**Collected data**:

------------------------------------------------------------------------

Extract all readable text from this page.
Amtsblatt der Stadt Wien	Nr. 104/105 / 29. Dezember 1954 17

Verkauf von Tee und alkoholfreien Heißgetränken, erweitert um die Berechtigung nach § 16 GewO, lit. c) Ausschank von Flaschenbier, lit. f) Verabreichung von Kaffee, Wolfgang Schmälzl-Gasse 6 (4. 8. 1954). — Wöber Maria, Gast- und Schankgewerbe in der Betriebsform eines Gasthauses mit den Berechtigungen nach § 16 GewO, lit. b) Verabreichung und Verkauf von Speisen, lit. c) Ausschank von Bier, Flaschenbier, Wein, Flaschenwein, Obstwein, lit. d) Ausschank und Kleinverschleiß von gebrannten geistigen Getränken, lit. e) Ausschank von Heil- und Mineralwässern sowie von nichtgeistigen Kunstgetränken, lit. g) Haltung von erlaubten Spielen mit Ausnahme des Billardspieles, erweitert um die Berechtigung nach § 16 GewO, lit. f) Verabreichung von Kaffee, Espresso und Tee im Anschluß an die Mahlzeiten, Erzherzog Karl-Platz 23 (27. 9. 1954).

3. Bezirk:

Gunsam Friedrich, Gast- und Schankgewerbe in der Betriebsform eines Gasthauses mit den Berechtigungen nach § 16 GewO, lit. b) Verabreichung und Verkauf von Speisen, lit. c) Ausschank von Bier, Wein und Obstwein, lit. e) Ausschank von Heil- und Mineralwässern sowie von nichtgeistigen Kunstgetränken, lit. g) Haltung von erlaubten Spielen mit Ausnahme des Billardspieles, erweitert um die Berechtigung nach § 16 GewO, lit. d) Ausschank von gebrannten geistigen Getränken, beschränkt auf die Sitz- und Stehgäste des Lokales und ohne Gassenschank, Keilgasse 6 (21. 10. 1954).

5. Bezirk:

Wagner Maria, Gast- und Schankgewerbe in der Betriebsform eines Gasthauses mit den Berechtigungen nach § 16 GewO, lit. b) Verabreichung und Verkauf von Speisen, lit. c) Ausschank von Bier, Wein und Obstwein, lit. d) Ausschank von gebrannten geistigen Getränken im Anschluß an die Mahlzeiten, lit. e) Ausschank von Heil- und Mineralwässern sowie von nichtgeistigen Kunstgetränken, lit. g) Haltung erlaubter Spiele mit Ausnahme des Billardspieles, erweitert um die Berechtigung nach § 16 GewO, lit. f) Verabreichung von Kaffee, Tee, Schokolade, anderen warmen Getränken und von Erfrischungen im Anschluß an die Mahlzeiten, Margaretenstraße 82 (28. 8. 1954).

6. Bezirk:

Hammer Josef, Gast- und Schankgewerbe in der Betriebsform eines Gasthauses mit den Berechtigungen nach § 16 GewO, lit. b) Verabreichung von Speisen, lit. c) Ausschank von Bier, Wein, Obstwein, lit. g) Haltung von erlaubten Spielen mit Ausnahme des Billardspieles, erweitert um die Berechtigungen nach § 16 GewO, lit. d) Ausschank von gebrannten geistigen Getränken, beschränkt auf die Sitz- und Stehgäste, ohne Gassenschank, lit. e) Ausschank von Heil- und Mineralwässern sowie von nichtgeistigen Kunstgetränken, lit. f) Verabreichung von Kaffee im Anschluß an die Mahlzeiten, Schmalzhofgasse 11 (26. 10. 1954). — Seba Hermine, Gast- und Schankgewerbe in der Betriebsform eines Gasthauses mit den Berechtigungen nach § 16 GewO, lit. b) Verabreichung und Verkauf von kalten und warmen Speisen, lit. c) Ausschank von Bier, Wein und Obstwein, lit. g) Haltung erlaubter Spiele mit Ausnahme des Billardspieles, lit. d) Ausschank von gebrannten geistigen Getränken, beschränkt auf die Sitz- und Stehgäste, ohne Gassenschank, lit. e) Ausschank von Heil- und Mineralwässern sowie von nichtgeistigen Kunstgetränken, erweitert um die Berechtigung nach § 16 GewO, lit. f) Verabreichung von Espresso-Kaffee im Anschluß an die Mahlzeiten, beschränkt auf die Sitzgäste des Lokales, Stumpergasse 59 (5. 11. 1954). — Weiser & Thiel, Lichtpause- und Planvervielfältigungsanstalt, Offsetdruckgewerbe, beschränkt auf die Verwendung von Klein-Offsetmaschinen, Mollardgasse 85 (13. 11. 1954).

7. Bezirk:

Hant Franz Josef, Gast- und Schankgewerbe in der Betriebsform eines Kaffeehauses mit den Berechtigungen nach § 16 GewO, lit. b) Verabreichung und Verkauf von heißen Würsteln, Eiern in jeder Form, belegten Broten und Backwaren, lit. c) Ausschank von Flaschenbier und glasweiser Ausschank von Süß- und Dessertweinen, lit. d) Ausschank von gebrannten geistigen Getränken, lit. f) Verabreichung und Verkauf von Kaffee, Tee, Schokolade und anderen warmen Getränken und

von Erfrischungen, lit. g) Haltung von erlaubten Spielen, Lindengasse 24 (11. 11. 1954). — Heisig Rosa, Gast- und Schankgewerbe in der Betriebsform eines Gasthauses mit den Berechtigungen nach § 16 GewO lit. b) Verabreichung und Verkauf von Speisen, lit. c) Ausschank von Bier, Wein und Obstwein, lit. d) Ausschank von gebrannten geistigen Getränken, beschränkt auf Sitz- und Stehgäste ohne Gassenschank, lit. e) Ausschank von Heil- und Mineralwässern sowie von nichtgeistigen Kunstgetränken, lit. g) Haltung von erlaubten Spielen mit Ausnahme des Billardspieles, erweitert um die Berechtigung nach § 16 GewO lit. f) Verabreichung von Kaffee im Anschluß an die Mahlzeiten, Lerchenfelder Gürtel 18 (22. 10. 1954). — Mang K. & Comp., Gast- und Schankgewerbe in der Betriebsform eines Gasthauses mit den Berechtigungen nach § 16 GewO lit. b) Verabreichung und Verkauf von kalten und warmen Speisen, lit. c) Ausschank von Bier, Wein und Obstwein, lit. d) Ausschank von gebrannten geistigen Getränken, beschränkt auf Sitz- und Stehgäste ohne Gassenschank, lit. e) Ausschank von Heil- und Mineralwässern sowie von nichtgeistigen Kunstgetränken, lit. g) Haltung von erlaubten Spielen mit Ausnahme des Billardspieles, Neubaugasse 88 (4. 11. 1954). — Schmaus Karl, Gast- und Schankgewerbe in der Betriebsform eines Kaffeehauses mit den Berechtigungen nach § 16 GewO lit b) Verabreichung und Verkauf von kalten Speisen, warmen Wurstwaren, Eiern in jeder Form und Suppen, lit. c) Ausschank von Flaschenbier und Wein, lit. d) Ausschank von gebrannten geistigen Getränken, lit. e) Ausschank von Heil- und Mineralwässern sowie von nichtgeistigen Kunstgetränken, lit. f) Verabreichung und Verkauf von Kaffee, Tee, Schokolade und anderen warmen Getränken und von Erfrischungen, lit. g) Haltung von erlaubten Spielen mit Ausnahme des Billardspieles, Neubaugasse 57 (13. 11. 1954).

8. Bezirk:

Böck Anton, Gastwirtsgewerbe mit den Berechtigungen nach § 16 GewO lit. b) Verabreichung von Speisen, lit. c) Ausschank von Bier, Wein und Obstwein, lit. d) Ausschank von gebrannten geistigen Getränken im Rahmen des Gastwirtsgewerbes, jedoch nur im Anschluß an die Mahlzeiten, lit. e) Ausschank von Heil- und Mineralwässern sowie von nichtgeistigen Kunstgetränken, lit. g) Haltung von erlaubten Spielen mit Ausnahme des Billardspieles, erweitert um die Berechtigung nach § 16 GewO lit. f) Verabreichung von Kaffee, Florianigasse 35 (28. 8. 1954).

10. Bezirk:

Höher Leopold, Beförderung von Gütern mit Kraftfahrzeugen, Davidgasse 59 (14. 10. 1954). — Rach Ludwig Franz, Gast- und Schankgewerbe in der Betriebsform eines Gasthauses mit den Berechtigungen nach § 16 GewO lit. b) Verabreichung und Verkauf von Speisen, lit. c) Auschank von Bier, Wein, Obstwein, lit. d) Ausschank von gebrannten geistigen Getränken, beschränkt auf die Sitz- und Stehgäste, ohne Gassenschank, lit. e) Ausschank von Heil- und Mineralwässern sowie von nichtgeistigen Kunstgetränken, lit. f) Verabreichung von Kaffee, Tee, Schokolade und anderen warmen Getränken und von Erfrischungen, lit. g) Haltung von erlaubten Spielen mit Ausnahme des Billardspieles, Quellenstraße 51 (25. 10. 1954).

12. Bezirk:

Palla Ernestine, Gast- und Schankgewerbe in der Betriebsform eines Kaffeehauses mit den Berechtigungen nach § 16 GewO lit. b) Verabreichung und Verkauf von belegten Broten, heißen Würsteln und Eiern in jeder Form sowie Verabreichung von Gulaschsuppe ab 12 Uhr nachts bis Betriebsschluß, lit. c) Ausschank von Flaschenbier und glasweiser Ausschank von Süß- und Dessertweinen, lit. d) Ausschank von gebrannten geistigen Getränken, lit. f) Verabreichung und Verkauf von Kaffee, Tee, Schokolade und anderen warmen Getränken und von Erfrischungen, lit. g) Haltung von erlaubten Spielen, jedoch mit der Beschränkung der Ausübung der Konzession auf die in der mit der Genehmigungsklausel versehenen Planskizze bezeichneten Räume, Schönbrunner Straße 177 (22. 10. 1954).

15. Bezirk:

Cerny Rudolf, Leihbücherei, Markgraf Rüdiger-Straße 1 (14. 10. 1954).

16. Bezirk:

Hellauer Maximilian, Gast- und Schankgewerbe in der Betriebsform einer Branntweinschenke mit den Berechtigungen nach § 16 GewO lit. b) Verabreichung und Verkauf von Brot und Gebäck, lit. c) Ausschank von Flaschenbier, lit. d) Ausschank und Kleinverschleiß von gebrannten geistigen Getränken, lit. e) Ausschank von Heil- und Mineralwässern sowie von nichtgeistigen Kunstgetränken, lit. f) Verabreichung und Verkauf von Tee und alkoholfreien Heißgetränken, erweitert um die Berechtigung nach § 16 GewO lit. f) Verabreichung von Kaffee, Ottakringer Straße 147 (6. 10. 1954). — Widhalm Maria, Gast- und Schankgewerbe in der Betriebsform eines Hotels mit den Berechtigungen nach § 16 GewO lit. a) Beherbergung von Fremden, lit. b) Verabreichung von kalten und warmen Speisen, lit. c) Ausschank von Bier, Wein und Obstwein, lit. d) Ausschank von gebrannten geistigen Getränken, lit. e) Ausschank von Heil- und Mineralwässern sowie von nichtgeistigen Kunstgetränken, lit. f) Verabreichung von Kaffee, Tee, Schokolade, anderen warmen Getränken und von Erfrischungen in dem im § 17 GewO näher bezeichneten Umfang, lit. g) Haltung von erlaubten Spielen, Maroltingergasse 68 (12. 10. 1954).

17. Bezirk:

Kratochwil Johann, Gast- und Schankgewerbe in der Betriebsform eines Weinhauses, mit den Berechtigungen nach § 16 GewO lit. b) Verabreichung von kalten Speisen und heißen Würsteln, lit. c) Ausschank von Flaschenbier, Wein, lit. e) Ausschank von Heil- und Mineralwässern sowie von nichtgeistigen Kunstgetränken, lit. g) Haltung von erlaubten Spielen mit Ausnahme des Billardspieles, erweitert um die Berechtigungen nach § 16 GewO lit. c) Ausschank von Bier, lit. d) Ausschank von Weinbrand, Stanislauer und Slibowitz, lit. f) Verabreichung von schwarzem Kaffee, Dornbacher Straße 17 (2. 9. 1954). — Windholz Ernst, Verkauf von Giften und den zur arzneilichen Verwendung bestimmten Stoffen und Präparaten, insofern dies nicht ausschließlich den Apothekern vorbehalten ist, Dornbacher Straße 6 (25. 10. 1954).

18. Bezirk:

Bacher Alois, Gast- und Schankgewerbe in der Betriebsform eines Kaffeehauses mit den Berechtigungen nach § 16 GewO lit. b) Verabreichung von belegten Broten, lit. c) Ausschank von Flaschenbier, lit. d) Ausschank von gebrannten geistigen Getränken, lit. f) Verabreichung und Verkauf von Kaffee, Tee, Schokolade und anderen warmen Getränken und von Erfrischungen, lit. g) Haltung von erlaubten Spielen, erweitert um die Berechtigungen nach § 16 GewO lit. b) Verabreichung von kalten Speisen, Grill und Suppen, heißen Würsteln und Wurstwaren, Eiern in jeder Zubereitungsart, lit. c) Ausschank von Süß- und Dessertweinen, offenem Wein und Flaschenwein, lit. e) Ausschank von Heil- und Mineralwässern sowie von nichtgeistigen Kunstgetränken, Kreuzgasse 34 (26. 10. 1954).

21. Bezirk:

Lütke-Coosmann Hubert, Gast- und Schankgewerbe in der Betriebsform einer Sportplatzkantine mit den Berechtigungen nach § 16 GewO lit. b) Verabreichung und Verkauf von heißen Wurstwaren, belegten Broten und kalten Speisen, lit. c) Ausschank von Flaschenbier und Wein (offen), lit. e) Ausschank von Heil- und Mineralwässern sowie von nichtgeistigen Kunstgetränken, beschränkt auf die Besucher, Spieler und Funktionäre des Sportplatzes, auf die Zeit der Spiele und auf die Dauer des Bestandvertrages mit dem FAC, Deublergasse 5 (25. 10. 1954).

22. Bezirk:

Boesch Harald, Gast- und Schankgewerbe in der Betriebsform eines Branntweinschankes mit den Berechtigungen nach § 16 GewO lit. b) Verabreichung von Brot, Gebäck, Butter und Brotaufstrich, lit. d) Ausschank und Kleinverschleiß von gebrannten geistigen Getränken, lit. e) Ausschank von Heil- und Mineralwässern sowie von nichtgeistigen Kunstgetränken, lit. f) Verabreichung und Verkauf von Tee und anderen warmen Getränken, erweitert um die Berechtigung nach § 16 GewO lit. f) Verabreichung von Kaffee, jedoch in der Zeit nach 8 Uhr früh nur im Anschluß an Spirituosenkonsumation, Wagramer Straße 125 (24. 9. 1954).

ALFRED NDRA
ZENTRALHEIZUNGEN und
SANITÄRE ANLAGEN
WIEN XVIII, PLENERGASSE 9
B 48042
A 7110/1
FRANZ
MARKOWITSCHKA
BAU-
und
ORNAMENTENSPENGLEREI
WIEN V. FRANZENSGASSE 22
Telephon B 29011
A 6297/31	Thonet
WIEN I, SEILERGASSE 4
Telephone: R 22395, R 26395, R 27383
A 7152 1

------------------------------------------------------------------------

**YOUR GOAL**:
Go through the material above and count the lines that contain "einer"; give that number alone.

**TASK OUTPUT**:
2